__Exercise task__: Lay out the listing as a Markdown table with the columns Row and Entry, starting at its first line and ending at the line that contains "data-point [845,690,858,703]", both included. Number each line in the Row column and leave out any blank lines.

__Layout element entries__:
○ ○ ○

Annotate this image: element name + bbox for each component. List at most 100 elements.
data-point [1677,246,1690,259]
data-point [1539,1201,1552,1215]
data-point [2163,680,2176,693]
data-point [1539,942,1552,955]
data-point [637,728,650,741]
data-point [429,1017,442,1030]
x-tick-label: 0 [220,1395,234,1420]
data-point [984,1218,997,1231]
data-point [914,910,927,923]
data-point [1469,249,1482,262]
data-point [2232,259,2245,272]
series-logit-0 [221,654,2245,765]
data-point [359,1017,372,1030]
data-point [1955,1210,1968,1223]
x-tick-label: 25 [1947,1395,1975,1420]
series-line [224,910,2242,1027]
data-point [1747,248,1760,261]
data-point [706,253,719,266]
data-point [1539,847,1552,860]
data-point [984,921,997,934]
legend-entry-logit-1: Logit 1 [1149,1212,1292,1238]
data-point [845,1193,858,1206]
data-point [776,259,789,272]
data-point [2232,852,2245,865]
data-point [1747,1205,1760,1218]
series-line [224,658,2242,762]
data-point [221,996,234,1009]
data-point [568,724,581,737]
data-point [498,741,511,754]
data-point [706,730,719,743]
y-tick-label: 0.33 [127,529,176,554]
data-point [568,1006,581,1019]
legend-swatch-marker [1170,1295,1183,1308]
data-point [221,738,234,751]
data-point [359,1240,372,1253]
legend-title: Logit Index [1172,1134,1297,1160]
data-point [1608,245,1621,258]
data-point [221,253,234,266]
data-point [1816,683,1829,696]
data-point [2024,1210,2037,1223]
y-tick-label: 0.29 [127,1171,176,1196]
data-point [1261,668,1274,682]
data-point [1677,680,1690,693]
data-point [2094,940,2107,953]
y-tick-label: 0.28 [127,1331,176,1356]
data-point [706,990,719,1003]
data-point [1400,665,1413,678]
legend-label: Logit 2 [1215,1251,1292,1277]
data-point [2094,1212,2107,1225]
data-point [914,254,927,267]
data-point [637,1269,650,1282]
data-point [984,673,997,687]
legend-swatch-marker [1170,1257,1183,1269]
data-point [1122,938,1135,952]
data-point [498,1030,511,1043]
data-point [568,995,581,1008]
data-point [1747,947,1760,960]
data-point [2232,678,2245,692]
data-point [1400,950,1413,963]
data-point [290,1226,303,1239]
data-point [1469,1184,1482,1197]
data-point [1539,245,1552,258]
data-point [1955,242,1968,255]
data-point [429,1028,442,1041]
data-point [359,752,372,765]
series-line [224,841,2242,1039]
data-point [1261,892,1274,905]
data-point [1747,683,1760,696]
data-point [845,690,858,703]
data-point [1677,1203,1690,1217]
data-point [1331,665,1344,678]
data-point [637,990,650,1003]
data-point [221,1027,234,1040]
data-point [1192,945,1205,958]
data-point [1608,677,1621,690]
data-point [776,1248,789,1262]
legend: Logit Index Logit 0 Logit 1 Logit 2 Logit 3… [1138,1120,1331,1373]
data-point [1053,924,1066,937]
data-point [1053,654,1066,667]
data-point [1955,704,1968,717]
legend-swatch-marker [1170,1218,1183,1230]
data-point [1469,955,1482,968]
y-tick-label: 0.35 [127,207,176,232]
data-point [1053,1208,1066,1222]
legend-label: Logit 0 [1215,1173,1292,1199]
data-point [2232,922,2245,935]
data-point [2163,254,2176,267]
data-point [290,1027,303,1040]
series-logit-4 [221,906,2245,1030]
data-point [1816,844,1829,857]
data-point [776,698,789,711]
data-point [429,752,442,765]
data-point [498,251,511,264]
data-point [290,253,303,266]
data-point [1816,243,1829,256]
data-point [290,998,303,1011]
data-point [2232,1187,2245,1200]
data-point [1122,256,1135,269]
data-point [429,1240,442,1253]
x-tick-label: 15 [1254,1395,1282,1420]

○ ○ ○

__Answer to the task__:
| Row | Entry |
|---|---|
| 1 | Annotate this image: element name + bbox for each component. List at most 100 elements. |
| 2 | data-point [1677,246,1690,259] |
| 3 | data-point [1539,1201,1552,1215] |
| 4 | data-point [2163,680,2176,693] |
| 5 | data-point [1539,942,1552,955] |
| 6 | data-point [637,728,650,741] |
| 7 | data-point [429,1017,442,1030] |
| 8 | x-tick-label: 0 [220,1395,234,1420] |
| 9 | data-point [984,1218,997,1231] |
| 10 | data-point [914,910,927,923] |
| 11 | data-point [1469,249,1482,262] |
| 12 | data-point [2232,259,2245,272] |
| 13 | series-logit-0 [221,654,2245,765] |
| 14 | data-point [359,1017,372,1030] |
| 15 | data-point [1955,1210,1968,1223] |
| 16 | x-tick-label: 25 [1947,1395,1975,1420] |
| 17 | series-line [224,910,2242,1027] |
| 18 | data-point [1747,248,1760,261] |
| 19 | data-point [706,253,719,266] |
| 20 | data-point [1539,847,1552,860] |
| 21 | data-point [984,921,997,934] |
| 22 | legend-entry-logit-1: Logit 1 [1149,1212,1292,1238] |
| 23 | data-point [845,1193,858,1206] |
| 24 | data-point [776,259,789,272] |
| 25 | data-point [2232,852,2245,865] |
| 26 | data-point [1747,1205,1760,1218] |
| 27 | series-line [224,658,2242,762] |
| 28 | data-point [221,996,234,1009] |
| 29 | data-point [568,724,581,737] |
| 30 | data-point [498,741,511,754] |
| 31 | data-point [706,730,719,743] |
| 32 | y-tick-label: 0.33 [127,529,176,554] |
| 33 | data-point [568,1006,581,1019] |
| 34 | legend-swatch-marker [1170,1295,1183,1308] |
| 35 | data-point [221,738,234,751] |
| 36 | data-point [359,1240,372,1253] |
| 37 | legend-title: Logit Index [1172,1134,1297,1160] |
| 38 | data-point [1608,245,1621,258] |
| 39 | data-point [221,253,234,266] |
| 40 | data-point [1816,683,1829,696] |
| 41 | data-point [2024,1210,2037,1223] |
| 42 | y-tick-label: 0.29 [127,1171,176,1196] |
| 43 | data-point [1261,668,1274,682] |
| 44 | data-point [1677,680,1690,693] |
| 45 | data-point [2094,940,2107,953] |
| 46 | y-tick-label: 0.28 [127,1331,176,1356] |
| 47 | data-point [706,990,719,1003] |
| 48 | data-point [1400,665,1413,678] |
| 49 | legend-label: Logit 2 [1215,1251,1292,1277] |
| 50 | data-point [2094,1212,2107,1225] |
| 51 | data-point [914,254,927,267] |
| 52 | data-point [637,1269,650,1282] |
| 53 | data-point [984,673,997,687] |
| 54 | legend-swatch-marker [1170,1257,1183,1269] |
| 55 | data-point [1122,938,1135,952] |
| 56 | data-point [498,1030,511,1043] |
| 57 | data-point [568,995,581,1008] |
| 58 | data-point [1747,947,1760,960] |
| 59 | data-point [2232,678,2245,692] |
| 60 | data-point [1400,950,1413,963] |
| 61 | data-point [290,1226,303,1239] |
| 62 | data-point [1469,1184,1482,1197] |
| 63 | data-point [1539,245,1552,258] |
| 64 | data-point [1955,242,1968,255] |
| 65 | data-point [429,1028,442,1041] |
| 66 | data-point [359,752,372,765] |
| 67 | series-line [224,841,2242,1039] |
| 68 | data-point [1261,892,1274,905] |
| 69 | data-point [1747,683,1760,696] |
| 70 | data-point [845,690,858,703] |